● Directive:
Return the material word for word. Do not include pictures.

--- --- ---

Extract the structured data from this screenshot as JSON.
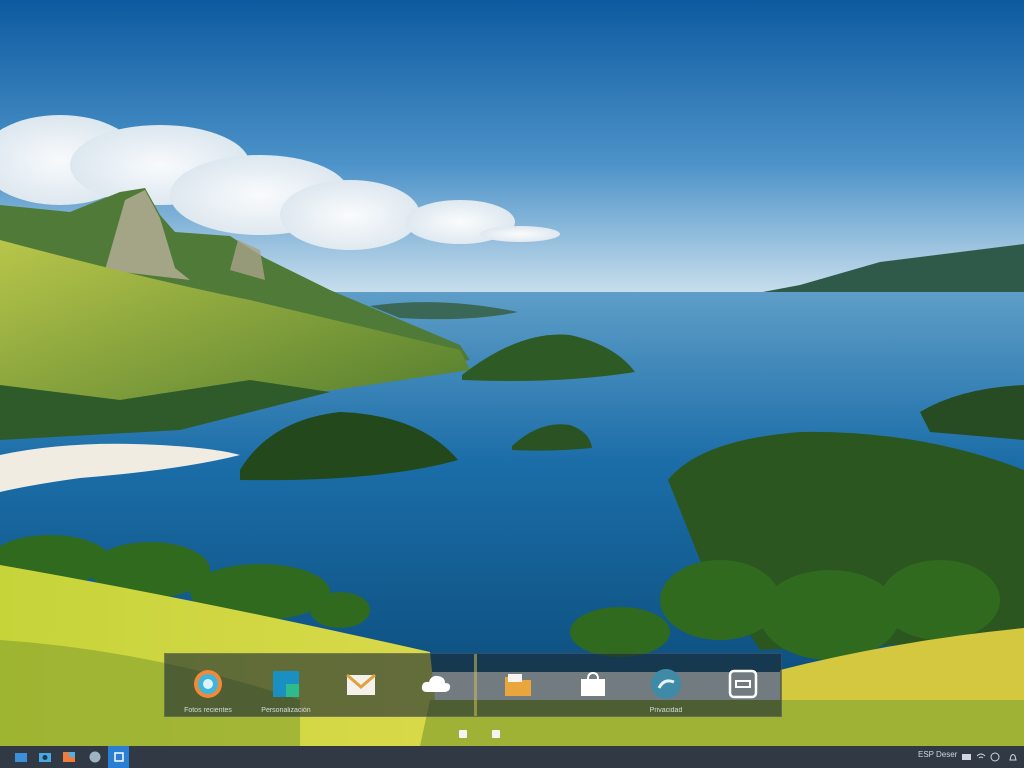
{
  "wallpaper": {
    "name": "coastal-lake-landscape"
  },
  "dock": {
    "items": [
      {
        "icon": "photos-icon",
        "label": "Fotos recientes"
      },
      {
        "icon": "store-app-icon",
        "label": "Personalización"
      },
      {
        "icon": "mail-icon",
        "label": ""
      },
      {
        "icon": "cloud-icon",
        "label": ""
      },
      {
        "icon": "folder-icon",
        "label": ""
      },
      {
        "icon": "store-bag-icon",
        "label": ""
      },
      {
        "icon": "edge-icon",
        "label": "Privacidad"
      },
      {
        "icon": "window-icon",
        "label": ""
      }
    ]
  },
  "taskbar": {
    "apps": [
      "file-explorer-icon",
      "camera-icon",
      "photos-icon",
      "globe-icon",
      "edge-icon"
    ],
    "tray": {
      "left_text": "ESP",
      "right_text": "Deser",
      "icons": [
        "battery-icon",
        "wifi-icon",
        "network-icon"
      ]
    }
  },
  "colors": {
    "sky": "#1e73b8",
    "sea": "#1b6da8",
    "grass": "#c9d83a",
    "taskbar_accent": "#2a7fd4"
  }
}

--- --- ---

● Task output:
Extract the structured data from this screenshot as JSON.
{
  "wallpaper": {
    "name": "coastal-lake-landscape"
  },
  "dock": {
    "items": [
      {
        "icon": "photos-icon",
        "label": "Fotos recientes"
      },
      {
        "icon": "store-app-icon",
        "label": "Personalización"
      },
      {
        "icon": "mail-icon",
        "label": ""
      },
      {
        "icon": "cloud-icon",
        "label": ""
      },
      {
        "icon": "folder-icon",
        "label": ""
      },
      {
        "icon": "store-bag-icon",
        "label": ""
      },
      {
        "icon": "edge-icon",
        "label": "Privacidad"
      },
      {
        "icon": "window-icon",
        "label": ""
      }
    ]
  },
  "taskbar": {
    "apps": [
      "file-explorer-icon",
      "camera-icon",
      "photos-icon",
      "globe-icon",
      "edge-icon"
    ],
    "tray": {
      "left_text": "ESP",
      "right_text": "Deser",
      "icons": [
        "battery-icon",
        "wifi-icon",
        "network-icon"
      ]
    }
  },
  "colors": {
    "sky": "#1e73b8",
    "sea": "#1b6da8",
    "grass": "#c9d83a",
    "taskbar_accent": "#2a7fd4"
  }
}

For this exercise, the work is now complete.